(Excerpts from a figure dataset)
>>>

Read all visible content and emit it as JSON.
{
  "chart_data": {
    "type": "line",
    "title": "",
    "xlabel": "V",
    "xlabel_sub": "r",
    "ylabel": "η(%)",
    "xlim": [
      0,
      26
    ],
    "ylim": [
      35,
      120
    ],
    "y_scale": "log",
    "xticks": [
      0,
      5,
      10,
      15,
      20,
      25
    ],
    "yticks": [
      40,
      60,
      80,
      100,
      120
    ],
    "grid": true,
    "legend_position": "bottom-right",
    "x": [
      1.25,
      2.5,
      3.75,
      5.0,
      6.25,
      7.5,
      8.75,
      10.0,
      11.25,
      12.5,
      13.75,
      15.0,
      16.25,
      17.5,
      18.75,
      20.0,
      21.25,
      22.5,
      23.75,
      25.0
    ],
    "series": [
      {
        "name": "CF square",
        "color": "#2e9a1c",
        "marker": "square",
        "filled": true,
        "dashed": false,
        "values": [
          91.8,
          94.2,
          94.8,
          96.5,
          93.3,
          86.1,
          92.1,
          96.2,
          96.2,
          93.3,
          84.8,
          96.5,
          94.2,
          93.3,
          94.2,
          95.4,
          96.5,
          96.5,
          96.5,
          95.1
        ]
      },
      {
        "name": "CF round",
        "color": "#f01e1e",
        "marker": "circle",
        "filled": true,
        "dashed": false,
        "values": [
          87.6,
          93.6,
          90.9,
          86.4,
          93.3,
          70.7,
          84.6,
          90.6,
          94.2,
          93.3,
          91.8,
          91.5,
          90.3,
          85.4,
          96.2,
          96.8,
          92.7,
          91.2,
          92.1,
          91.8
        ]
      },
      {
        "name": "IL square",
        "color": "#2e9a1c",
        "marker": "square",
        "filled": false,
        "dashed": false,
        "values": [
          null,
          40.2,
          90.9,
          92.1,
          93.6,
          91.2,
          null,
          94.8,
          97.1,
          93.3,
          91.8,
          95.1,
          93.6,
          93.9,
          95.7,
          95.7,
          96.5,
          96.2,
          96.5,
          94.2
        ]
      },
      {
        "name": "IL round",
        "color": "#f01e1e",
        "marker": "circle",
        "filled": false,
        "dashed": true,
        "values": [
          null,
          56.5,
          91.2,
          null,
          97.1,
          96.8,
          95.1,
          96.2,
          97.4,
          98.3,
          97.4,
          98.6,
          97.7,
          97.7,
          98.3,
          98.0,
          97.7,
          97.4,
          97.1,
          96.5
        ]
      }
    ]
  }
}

<<<

Directions for this task
Please set down each line of the records exactly as given.

Completed exercise
Read all visible content and emit it as JSON.
{
  "chart_data": {
    "type": "line",
    "title": "",
    "xlabel": "V",
    "xlabel_sub": "r",
    "ylabel": "η(%)",
    "xlim": [
      0,
      26
    ],
    "ylim": [
      35,
      120
    ],
    "y_scale": "log",
    "xticks": [
      0,
      5,
      10,
      15,
      20,
      25
    ],
    "yticks": [
      40,
      60,
      80,
      100,
      120
    ],
    "grid": true,
    "legend_position": "bottom-right",
    "x": [
      1.25,
      2.5,
      3.75,
      5.0,
      6.25,
      7.5,
      8.75,
      10.0,
      11.25,
      12.5,
      13.75,
      15.0,
      16.25,
      17.5,
      18.75,
      20.0,
      21.25,
      22.5,
      23.75,
      25.0
    ],
    "series": [
      {
        "name": "CF square",
        "color": "#2e9a1c",
        "marker": "square",
        "filled": true,
        "dashed": false,
        "values": [
          91.8,
          94.2,
          94.8,
          96.5,
          93.3,
          86.1,
          92.1,
          96.2,
          96.2,
          93.3,
          84.8,
          96.5,
          94.2,
          93.3,
          94.2,
          95.4,
          96.5,
          96.5,
          96.5,
          95.1
        ]
      },
      {
        "name": "CF round",
        "color": "#f01e1e",
        "marker": "circle",
        "filled": true,
        "dashed": false,
        "values": [
          87.6,
          93.6,
          90.9,
          86.4,
          93.3,
          70.7,
          84.6,
          90.6,
          94.2,
          93.3,
          91.8,
          91.5,
          90.3,
          85.4,
          96.2,
          96.8,
          92.7,
          91.2,
          92.1,
          91.8
        ]
      },
      {
        "name": "IL square",
        "color": "#2e9a1c",
        "marker": "square",
        "filled": false,
        "dashed": false,
        "values": [
          null,
          40.2,
          90.9,
          92.1,
          93.6,
          91.2,
          null,
          94.8,
          97.1,
          93.3,
          91.8,
          95.1,
          93.6,
          93.9,
          95.7,
          95.7,
          96.5,
          96.2,
          96.5,
          94.2
        ]
      },
      {
        "name": "IL round",
        "color": "#f01e1e",
        "marker": "circle",
        "filled": false,
        "dashed": true,
        "values": [
          null,
          56.5,
          91.2,
          null,
          97.1,
          96.8,
          95.1,
          96.2,
          97.4,
          98.3,
          97.4,
          98.6,
          97.7,
          97.7,
          98.3,
          98.0,
          97.7,
          97.4,
          97.1,
          96.5
        ]
      }
    ]
  }
}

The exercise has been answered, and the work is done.